**What to produce**. Locate the lines of the listing below that hold "PERSO", then copy each of them.

**Data to process**.
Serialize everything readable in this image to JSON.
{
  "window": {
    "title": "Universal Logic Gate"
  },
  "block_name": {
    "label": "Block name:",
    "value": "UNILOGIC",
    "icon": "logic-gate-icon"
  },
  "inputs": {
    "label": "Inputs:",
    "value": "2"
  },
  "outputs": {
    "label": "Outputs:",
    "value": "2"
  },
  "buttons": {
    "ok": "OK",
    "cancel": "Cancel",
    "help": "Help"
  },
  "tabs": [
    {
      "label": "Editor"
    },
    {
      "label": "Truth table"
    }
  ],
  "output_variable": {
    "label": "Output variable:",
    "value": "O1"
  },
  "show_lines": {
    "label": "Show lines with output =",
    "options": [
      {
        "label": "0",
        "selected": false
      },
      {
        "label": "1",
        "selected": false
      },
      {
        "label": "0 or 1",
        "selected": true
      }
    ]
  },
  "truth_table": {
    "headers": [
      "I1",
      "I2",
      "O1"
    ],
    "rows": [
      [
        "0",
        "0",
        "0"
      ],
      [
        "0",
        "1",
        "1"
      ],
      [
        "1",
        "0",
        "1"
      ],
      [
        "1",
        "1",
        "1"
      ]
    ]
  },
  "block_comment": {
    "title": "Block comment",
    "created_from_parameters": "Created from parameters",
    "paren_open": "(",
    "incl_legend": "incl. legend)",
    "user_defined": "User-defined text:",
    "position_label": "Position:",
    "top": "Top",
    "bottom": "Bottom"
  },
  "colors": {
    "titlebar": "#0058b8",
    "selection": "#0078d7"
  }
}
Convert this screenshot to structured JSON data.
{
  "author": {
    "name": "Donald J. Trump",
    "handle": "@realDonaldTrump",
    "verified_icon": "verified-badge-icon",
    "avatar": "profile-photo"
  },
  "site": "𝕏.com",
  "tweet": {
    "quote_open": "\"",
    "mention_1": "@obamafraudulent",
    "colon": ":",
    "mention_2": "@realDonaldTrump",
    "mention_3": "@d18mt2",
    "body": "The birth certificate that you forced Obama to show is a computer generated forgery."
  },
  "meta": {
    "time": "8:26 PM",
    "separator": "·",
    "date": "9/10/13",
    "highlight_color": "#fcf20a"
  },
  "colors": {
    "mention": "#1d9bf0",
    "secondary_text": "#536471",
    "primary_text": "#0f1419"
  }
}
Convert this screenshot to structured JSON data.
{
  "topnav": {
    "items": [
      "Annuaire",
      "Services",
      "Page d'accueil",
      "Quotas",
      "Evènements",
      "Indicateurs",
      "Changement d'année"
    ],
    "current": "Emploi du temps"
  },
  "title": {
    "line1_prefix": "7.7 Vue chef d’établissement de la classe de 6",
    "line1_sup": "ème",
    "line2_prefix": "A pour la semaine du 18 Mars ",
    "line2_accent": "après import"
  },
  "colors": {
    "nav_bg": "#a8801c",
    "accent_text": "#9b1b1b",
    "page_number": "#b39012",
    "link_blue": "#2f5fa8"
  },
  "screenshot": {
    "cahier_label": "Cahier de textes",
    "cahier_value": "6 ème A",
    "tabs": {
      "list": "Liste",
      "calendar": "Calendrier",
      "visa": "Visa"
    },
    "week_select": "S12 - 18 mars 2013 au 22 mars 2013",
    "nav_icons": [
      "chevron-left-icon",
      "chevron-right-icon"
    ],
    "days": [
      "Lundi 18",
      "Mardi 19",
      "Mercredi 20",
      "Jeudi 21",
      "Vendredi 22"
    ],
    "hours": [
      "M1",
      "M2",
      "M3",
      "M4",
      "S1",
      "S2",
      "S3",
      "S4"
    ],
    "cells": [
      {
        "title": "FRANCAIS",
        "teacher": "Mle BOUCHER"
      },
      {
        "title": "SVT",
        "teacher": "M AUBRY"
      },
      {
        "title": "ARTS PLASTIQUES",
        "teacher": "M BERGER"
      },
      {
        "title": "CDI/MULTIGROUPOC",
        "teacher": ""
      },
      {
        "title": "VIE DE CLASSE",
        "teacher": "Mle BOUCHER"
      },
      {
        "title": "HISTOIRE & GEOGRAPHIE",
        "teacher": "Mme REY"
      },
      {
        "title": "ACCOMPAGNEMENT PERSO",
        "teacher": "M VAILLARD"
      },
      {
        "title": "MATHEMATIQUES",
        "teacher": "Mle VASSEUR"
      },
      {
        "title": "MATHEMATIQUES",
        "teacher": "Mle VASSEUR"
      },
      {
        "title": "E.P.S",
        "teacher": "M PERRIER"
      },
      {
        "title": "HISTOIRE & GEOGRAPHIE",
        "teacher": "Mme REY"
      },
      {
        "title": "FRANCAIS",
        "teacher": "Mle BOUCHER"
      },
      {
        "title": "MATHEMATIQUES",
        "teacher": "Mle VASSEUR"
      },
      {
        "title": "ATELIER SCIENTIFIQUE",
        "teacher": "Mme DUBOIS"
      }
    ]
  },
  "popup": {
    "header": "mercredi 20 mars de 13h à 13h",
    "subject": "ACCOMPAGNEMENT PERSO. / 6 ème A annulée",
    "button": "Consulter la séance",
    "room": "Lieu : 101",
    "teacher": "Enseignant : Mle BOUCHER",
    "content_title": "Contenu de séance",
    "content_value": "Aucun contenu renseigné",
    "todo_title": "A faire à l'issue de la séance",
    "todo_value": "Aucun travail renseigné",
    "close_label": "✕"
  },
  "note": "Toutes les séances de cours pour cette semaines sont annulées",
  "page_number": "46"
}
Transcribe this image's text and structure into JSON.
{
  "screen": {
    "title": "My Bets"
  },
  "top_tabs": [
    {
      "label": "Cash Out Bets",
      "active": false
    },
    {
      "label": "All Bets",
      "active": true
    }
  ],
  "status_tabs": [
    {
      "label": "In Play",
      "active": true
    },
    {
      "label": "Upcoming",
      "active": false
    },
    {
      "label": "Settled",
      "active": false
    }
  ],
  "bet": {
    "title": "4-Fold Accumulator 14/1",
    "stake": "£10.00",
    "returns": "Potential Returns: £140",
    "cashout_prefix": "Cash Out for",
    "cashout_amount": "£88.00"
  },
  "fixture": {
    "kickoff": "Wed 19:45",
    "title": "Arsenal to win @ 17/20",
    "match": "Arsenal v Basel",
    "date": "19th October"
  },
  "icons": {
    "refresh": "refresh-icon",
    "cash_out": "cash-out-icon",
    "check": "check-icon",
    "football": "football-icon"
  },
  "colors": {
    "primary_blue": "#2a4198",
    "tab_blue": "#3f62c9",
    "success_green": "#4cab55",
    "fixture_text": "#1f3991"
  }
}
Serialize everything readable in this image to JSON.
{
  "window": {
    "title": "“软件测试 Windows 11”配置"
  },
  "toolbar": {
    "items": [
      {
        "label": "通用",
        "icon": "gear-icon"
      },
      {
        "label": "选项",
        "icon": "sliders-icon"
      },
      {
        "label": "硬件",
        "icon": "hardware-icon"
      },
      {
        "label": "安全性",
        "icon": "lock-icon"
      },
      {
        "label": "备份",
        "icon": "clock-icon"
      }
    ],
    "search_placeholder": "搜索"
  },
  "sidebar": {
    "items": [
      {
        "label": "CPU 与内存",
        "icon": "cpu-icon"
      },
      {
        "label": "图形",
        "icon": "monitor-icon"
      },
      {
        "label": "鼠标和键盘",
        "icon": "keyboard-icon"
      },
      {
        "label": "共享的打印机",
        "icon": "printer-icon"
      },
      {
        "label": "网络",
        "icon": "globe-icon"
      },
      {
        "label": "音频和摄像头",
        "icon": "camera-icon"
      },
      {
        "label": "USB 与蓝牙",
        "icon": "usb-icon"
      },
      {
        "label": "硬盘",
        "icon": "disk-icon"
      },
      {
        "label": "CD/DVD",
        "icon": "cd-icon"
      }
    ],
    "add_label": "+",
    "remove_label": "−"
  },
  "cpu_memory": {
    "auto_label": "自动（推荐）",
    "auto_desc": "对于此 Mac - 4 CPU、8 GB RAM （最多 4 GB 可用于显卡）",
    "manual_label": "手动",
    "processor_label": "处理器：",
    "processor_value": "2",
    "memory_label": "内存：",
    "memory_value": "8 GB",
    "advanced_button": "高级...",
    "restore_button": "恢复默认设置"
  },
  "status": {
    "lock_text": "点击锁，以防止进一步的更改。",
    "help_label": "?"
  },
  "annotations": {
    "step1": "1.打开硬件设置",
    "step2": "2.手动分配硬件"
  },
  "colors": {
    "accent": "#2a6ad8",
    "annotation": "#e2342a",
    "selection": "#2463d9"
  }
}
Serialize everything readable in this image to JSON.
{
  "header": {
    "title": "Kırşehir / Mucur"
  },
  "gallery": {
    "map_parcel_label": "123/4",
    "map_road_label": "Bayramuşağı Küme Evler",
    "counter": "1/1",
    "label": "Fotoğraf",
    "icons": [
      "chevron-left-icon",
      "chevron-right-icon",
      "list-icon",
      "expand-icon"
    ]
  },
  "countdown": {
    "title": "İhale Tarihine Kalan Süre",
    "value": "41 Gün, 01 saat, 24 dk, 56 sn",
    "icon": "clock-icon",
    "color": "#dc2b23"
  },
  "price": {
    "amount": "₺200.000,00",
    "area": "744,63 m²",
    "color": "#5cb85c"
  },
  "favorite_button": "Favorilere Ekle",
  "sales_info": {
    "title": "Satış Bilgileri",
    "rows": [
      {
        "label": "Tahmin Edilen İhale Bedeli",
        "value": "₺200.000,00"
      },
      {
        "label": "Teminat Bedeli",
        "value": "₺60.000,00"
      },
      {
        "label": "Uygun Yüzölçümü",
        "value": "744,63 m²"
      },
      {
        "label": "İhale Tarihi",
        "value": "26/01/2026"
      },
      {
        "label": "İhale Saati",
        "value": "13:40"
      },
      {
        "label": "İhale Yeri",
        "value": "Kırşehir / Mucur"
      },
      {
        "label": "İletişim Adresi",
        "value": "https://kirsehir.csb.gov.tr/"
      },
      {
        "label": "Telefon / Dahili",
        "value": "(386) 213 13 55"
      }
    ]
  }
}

**Solution below**.
        "title": "ACCOMPAGNEMENT PERSO",
    "subject": "ACCOMPAGNEMENT PERSO. / 6 ème A annulée",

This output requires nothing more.